[Data entries]
════
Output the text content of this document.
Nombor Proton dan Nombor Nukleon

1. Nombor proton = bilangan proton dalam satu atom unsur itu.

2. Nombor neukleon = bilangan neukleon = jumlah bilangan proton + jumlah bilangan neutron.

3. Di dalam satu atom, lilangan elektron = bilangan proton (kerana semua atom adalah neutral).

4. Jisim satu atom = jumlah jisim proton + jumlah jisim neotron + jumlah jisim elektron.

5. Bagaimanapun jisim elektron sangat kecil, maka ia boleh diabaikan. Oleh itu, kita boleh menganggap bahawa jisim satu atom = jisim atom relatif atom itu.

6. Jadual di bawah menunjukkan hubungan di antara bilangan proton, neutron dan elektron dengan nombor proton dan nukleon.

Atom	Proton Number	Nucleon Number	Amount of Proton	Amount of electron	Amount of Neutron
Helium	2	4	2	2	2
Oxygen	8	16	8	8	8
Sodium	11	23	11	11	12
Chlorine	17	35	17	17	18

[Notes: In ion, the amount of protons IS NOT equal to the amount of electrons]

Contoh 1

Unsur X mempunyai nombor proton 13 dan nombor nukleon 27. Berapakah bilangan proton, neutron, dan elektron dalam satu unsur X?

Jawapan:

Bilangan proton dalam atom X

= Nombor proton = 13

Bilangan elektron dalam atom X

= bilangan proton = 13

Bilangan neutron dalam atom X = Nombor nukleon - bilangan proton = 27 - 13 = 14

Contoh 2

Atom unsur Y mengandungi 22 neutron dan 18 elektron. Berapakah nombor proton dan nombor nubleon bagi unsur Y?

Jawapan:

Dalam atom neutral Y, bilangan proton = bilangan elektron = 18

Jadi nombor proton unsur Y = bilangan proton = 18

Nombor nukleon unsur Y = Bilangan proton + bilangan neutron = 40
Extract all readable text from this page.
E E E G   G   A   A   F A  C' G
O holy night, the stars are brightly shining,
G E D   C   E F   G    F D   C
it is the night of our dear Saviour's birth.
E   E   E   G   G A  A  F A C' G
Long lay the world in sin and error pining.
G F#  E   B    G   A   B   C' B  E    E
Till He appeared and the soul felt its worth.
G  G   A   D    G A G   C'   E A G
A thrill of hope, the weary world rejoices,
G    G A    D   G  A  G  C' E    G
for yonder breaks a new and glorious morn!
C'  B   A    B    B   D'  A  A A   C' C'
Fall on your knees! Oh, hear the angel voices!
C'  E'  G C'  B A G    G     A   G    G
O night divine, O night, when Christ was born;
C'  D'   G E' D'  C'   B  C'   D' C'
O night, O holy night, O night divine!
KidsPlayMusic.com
════
--- What the task asks ---
Give all the records again. Match them exactly.

--- Written solution ---
Output the text content of this document.
Nombor Proton dan Nombor Nukleon

1. Nombor proton = bilangan proton dalam satu atom unsur itu.

2. Nombor neukleon = bilangan neukleon = jumlah bilangan proton + jumlah bilangan neutron.

3. Di dalam satu atom, lilangan elektron = bilangan proton (kerana semua atom adalah neutral).

4. Jisim satu atom = jumlah jisim proton + jumlah jisim neotron + jumlah jisim elektron.

5. Bagaimanapun jisim elektron sangat kecil, maka ia boleh diabaikan. Oleh itu, kita boleh menganggap bahawa jisim satu atom = jisim atom relatif atom itu.

6. Jadual di bawah menunjukkan hubungan di antara bilangan proton, neutron dan elektron dengan nombor proton dan nukleon.

Atom	Proton Number	Nucleon Number	Amount of Proton	Amount of electron	Amount of Neutron
Helium	2	4	2	2	2
Oxygen	8	16	8	8	8
Sodium	11	23	11	11	12
Chlorine	17	35	17	17	18

[Notes: In ion, the amount of protons IS NOT equal to the amount of electrons]

Contoh 1

Unsur X mempunyai nombor proton 13 dan nombor nukleon 27. Berapakah bilangan proton, neutron, dan elektron dalam satu unsur X?

Jawapan:

Bilangan proton dalam atom X

= Nombor proton = 13

Bilangan elektron dalam atom X

= bilangan proton = 13

Bilangan neutron dalam atom X = Nombor nukleon - bilangan proton = 27 - 13 = 14

Contoh 2

Atom unsur Y mengandungi 22 neutron dan 18 elektron. Berapakah nombor proton dan nombor nubleon bagi unsur Y?

Jawapan:

Dalam atom neutral Y, bilangan proton = bilangan elektron = 18

Jadi nombor proton unsur Y = bilangan proton = 18

Nombor nukleon unsur Y = Bilangan proton + bilangan neutron = 40
Extract all readable text from this page.
E E E G   G   A   A   F A  C' G
O holy night, the stars are brightly shining,
G E D   C   E F   G    F D   C
it is the night of our dear Saviour's birth.
E   E   E   G   G A  A  F A C' G
Long lay the world in sin and error pining.
G F#  E   B    G   A   B   C' B  E    E
Till He appeared and the soul felt its worth.
G  G   A   D    G A G   C'   E A G
A thrill of hope, the weary world rejoices,
G    G A    D   G  A  G  C' E    G
for yonder breaks a new and glorious morn!
C'  B   A    B    B   D'  A  A A   C' C'
Fall on your knees! Oh, hear the angel voices!
C'  E'  G C'  B A G    G     A   G    G
O night divine, O night, when Christ was born;
C'  D'   G E' D'  C'   B  C'   D' C'
O night, O holy night, O night divine!
KidsPlayMusic.com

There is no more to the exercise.